● What to work on:
Lift out all lines below that contain "DESSINS".

● Data for the task:
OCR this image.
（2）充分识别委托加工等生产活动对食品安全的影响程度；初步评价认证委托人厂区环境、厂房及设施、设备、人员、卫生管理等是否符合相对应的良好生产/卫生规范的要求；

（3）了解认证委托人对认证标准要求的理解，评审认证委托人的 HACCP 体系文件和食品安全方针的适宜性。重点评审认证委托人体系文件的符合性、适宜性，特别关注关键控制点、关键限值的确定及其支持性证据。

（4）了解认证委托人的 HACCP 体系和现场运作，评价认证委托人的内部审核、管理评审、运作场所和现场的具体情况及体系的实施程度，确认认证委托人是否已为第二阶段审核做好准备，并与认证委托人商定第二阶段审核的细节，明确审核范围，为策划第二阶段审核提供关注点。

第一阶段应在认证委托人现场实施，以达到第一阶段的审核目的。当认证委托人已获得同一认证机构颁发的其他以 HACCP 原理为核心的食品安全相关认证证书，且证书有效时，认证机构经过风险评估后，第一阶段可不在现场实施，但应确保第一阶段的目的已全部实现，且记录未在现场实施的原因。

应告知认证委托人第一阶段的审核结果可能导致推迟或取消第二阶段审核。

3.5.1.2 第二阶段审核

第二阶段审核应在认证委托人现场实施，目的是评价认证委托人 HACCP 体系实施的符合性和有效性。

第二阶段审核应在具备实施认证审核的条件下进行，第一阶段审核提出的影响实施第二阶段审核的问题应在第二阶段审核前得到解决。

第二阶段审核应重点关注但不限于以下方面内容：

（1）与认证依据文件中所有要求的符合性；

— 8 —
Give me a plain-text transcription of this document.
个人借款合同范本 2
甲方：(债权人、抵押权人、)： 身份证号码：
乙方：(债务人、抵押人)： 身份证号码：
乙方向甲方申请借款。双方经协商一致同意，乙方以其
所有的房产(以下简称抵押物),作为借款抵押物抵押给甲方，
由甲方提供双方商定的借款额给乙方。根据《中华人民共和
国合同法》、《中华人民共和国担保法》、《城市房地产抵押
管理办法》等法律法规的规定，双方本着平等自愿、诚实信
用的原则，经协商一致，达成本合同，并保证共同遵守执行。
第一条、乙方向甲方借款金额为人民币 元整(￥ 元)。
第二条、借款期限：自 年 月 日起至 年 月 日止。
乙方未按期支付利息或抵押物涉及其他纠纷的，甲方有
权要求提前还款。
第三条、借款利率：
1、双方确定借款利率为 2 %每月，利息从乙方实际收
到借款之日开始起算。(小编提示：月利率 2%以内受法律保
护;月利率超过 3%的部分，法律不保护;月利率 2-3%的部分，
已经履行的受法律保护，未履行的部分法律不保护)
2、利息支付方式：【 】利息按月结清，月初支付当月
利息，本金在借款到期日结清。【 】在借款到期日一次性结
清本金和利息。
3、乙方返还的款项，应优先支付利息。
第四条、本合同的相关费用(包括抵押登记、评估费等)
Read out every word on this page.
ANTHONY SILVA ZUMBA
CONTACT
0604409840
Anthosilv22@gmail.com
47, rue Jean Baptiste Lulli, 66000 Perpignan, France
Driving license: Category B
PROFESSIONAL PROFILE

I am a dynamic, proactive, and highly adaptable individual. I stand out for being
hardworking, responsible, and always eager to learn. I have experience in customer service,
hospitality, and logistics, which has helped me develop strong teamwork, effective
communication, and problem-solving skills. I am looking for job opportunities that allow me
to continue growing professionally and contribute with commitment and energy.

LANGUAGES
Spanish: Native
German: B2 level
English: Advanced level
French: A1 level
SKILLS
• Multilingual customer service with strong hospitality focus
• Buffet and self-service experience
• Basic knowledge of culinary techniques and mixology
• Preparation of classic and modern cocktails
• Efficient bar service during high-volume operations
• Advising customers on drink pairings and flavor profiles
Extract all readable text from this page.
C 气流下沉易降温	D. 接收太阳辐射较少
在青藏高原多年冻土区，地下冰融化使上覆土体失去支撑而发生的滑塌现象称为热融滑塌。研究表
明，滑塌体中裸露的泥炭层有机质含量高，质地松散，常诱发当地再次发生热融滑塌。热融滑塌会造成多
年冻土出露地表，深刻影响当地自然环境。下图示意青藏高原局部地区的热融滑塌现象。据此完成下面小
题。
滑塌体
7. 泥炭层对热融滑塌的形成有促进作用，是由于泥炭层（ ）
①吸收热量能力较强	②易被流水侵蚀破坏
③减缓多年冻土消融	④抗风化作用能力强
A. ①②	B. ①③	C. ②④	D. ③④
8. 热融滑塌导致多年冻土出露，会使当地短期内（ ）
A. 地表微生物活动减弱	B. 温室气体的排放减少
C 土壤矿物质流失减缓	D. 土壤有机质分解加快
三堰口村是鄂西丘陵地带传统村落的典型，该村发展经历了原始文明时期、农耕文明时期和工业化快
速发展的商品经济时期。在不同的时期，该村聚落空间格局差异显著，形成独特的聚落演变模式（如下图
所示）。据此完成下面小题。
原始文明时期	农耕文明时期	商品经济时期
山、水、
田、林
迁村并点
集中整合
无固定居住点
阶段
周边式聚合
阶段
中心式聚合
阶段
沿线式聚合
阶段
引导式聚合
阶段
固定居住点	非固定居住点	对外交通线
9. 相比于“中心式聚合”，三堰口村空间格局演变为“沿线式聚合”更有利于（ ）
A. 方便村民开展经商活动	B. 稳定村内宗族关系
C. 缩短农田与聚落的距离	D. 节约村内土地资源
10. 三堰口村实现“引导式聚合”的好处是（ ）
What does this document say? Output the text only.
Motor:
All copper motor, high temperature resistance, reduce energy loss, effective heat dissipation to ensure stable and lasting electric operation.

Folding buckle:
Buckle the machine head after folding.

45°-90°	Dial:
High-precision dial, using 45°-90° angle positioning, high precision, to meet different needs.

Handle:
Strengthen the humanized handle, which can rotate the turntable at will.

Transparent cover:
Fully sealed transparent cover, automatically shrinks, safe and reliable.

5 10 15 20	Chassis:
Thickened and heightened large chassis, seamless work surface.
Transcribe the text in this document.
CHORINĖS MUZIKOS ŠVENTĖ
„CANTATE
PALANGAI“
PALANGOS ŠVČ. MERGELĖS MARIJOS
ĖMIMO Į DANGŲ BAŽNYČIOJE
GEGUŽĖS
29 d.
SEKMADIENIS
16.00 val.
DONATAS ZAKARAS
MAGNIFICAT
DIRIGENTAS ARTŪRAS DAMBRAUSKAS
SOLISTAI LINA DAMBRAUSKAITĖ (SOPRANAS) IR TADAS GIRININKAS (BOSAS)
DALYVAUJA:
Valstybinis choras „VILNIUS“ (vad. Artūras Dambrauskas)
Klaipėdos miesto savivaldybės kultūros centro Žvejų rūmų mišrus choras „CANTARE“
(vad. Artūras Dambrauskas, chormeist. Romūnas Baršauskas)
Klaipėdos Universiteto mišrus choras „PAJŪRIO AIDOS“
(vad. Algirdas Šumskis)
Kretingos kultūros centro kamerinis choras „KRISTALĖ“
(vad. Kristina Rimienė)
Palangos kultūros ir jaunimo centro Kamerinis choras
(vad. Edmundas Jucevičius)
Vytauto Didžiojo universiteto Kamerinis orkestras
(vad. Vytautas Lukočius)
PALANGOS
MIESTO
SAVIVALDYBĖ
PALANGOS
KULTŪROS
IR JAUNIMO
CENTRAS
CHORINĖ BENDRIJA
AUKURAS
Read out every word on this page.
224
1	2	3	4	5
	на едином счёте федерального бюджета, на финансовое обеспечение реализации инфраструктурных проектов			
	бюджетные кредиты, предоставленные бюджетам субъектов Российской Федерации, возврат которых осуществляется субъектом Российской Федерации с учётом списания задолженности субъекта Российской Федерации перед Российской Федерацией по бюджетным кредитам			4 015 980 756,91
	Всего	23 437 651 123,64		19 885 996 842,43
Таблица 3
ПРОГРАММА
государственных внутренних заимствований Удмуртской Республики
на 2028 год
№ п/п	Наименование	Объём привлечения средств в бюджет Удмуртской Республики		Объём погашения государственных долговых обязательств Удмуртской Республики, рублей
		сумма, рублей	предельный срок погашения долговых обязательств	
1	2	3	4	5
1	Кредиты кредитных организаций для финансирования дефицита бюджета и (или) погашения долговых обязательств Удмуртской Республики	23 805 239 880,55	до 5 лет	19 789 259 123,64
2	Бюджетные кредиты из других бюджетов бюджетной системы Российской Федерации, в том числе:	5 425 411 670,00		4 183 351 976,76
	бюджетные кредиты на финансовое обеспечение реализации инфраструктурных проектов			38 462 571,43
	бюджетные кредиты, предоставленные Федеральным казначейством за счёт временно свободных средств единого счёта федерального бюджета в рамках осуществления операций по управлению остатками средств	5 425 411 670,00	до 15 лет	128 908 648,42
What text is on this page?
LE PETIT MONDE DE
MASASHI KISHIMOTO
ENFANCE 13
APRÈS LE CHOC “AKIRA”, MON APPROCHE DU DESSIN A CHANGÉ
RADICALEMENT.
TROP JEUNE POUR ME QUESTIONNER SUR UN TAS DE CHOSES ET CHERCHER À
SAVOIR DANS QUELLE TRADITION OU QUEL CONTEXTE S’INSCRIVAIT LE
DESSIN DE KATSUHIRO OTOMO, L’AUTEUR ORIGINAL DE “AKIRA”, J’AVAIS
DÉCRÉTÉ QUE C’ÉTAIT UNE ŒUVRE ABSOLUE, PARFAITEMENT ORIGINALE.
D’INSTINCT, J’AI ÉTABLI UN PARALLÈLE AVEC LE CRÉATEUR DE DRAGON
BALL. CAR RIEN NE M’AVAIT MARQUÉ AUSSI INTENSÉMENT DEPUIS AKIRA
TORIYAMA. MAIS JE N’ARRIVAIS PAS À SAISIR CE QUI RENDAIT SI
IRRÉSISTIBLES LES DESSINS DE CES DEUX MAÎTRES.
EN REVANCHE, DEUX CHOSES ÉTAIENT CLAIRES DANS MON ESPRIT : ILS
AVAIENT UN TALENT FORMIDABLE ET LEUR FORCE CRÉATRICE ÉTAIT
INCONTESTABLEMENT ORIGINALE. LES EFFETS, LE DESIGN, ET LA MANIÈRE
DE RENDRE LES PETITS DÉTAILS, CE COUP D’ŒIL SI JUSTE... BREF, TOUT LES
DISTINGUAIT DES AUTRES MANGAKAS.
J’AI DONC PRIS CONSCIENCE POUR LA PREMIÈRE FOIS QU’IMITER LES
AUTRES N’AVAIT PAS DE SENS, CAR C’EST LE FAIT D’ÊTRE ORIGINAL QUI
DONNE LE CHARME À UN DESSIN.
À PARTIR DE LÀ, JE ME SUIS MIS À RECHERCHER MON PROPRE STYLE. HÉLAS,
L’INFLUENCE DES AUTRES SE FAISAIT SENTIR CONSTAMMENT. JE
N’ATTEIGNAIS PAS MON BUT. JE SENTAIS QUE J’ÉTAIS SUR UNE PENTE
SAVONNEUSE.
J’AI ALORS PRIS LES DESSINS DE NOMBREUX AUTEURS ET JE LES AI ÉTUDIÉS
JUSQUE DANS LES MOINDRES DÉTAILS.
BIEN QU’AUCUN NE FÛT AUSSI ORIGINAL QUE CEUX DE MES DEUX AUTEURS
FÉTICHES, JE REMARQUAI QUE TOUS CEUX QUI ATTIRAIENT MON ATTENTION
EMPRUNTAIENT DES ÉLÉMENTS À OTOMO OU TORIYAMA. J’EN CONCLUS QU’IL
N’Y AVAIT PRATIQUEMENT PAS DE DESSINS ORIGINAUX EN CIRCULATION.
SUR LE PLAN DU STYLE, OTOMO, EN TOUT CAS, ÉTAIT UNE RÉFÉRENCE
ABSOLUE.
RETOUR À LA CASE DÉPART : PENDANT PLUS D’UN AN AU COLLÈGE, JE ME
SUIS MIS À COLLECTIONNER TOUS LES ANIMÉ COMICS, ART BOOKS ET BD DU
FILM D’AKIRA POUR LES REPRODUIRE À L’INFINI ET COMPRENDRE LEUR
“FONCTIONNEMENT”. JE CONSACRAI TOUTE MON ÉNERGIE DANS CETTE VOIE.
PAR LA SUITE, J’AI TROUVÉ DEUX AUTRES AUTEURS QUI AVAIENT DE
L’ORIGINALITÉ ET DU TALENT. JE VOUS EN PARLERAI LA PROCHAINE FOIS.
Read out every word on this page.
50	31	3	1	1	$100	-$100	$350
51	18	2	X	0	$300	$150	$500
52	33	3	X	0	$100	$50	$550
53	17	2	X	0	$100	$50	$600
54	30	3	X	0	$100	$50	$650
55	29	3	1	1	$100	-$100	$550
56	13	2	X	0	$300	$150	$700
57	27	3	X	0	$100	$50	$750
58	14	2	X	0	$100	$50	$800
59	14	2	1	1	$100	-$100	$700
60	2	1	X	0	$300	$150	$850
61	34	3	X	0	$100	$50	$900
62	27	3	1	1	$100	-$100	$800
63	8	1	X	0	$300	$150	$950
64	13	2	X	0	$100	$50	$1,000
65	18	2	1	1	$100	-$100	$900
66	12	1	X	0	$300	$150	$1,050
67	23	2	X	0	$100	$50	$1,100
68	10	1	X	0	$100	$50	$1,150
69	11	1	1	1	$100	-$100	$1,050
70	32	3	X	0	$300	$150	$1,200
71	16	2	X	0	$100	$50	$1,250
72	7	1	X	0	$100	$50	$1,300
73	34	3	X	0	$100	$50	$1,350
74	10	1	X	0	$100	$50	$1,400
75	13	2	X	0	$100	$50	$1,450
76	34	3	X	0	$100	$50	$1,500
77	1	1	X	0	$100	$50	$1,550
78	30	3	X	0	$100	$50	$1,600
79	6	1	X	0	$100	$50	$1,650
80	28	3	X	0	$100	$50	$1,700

● Answer to the exercise:
IRRÉSISTIBLES LES DESSINS DE CES DEUX MAÎTRES.
J’AI ALORS PRIS LES DESSINS DE NOMBREUX AUTEURS ET JE LES AI ÉTUDIÉS
N’Y AVAIT PRATIQUEMENT PAS DE DESSINS ORIGINAUX EN CIRCULATION.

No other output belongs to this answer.